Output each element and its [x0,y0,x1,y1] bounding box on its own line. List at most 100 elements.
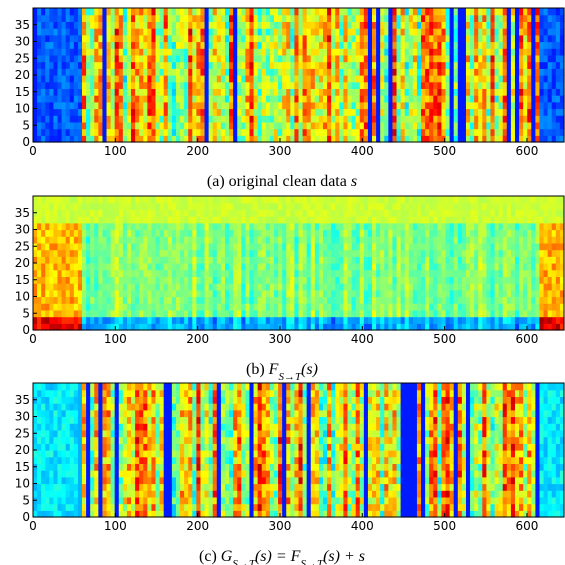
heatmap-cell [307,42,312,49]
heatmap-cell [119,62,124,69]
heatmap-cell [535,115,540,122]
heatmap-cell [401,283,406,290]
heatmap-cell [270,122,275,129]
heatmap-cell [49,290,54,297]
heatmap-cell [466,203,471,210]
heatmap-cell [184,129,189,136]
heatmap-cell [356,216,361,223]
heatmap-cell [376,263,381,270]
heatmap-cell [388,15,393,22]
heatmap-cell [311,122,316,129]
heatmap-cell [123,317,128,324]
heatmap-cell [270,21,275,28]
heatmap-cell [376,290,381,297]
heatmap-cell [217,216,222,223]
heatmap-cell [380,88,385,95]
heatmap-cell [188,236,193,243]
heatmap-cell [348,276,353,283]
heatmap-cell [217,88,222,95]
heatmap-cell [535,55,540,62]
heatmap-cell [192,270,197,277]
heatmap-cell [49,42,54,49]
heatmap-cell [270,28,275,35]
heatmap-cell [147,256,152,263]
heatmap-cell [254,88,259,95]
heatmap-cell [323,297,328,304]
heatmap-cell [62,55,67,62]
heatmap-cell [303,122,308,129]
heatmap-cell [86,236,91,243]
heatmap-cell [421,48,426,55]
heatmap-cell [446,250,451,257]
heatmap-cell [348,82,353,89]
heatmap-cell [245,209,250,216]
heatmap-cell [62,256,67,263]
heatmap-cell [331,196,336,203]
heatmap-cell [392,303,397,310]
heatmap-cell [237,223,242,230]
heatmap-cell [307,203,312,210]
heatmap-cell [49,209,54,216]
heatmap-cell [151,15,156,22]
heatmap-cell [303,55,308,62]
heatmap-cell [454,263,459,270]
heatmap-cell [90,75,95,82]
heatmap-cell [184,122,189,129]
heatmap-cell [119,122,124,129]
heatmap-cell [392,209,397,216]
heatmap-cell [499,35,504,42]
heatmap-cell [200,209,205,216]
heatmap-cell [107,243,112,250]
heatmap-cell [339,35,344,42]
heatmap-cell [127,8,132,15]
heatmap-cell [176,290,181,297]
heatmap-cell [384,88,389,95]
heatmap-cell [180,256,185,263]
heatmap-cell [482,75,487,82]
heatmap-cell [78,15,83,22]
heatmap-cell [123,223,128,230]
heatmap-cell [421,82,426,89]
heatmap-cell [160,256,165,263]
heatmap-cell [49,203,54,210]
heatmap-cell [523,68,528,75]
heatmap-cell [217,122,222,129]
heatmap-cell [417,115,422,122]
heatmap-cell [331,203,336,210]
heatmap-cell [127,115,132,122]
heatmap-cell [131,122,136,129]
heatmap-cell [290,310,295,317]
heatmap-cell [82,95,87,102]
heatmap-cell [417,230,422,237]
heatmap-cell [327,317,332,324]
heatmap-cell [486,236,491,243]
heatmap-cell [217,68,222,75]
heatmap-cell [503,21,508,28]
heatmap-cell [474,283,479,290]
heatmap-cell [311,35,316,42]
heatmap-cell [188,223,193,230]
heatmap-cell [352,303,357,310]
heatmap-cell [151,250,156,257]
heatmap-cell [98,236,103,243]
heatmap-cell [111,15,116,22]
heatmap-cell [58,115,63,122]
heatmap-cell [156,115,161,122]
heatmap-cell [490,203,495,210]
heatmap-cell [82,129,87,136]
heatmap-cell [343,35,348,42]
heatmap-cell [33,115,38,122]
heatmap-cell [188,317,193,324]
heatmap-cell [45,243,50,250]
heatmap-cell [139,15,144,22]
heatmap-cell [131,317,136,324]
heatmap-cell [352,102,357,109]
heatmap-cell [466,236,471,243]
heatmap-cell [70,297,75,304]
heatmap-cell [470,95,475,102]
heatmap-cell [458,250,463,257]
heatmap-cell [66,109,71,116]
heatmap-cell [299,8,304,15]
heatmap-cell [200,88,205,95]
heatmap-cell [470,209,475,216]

Written instruction
Repeat every line of the records above without any changes, and leave the pictures out of your answer.

Written solution
Output each element and its [x0,y0,x1,y1] bounding box on its own line. List at most 100 elements.
heatmap-cell [307,42,312,49]
heatmap-cell [119,62,124,69]
heatmap-cell [535,115,540,122]
heatmap-cell [401,283,406,290]
heatmap-cell [270,122,275,129]
heatmap-cell [49,290,54,297]
heatmap-cell [466,203,471,210]
heatmap-cell [184,129,189,136]
heatmap-cell [356,216,361,223]
heatmap-cell [376,263,381,270]
heatmap-cell [388,15,393,22]
heatmap-cell [311,122,316,129]
heatmap-cell [123,317,128,324]
heatmap-cell [270,21,275,28]
heatmap-cell [376,290,381,297]
heatmap-cell [217,216,222,223]
heatmap-cell [380,88,385,95]
heatmap-cell [188,236,193,243]
heatmap-cell [348,276,353,283]
heatmap-cell [217,88,222,95]
heatmap-cell [535,55,540,62]
heatmap-cell [192,270,197,277]
heatmap-cell [49,42,54,49]
heatmap-cell [270,28,275,35]
heatmap-cell [147,256,152,263]
heatmap-cell [254,88,259,95]
heatmap-cell [323,297,328,304]
heatmap-cell [62,55,67,62]
heatmap-cell [303,122,308,129]
heatmap-cell [86,236,91,243]
heatmap-cell [421,48,426,55]
heatmap-cell [446,250,451,257]
heatmap-cell [348,82,353,89]
heatmap-cell [245,209,250,216]
heatmap-cell [62,256,67,263]
heatmap-cell [331,196,336,203]
heatmap-cell [392,303,397,310]
heatmap-cell [237,223,242,230]
heatmap-cell [307,203,312,210]
heatmap-cell [49,209,54,216]
heatmap-cell [151,15,156,22]
heatmap-cell [303,55,308,62]
heatmap-cell [454,263,459,270]
heatmap-cell [90,75,95,82]
heatmap-cell [184,122,189,129]
heatmap-cell [119,122,124,129]
heatmap-cell [392,209,397,216]
heatmap-cell [499,35,504,42]
heatmap-cell [200,209,205,216]
heatmap-cell [107,243,112,250]
heatmap-cell [339,35,344,42]
heatmap-cell [127,8,132,15]
heatmap-cell [176,290,181,297]
heatmap-cell [384,88,389,95]
heatmap-cell [180,256,185,263]
heatmap-cell [482,75,487,82]
heatmap-cell [78,15,83,22]
heatmap-cell [123,223,128,230]
heatmap-cell [421,82,426,89]
heatmap-cell [160,256,165,263]
heatmap-cell [49,203,54,210]
heatmap-cell [523,68,528,75]
heatmap-cell [217,122,222,129]
heatmap-cell [417,115,422,122]
heatmap-cell [331,203,336,210]
heatmap-cell [127,115,132,122]
heatmap-cell [131,122,136,129]
heatmap-cell [290,310,295,317]
heatmap-cell [82,95,87,102]
heatmap-cell [417,230,422,237]
heatmap-cell [327,317,332,324]
heatmap-cell [486,236,491,243]
heatmap-cell [217,68,222,75]
heatmap-cell [503,21,508,28]
heatmap-cell [474,283,479,290]
heatmap-cell [311,35,316,42]
heatmap-cell [188,223,193,230]
heatmap-cell [352,303,357,310]
heatmap-cell [151,250,156,257]
heatmap-cell [98,236,103,243]
heatmap-cell [111,15,116,22]
heatmap-cell [58,115,63,122]
heatmap-cell [156,115,161,122]
heatmap-cell [490,203,495,210]
heatmap-cell [82,129,87,136]
heatmap-cell [343,35,348,42]
heatmap-cell [33,115,38,122]
heatmap-cell [188,317,193,324]
heatmap-cell [45,243,50,250]
heatmap-cell [139,15,144,22]
heatmap-cell [131,317,136,324]
heatmap-cell [352,102,357,109]
heatmap-cell [466,236,471,243]
heatmap-cell [70,297,75,304]
heatmap-cell [470,95,475,102]
heatmap-cell [458,250,463,257]
heatmap-cell [66,109,71,116]
heatmap-cell [299,8,304,15]
heatmap-cell [200,88,205,95]
heatmap-cell [470,209,475,216]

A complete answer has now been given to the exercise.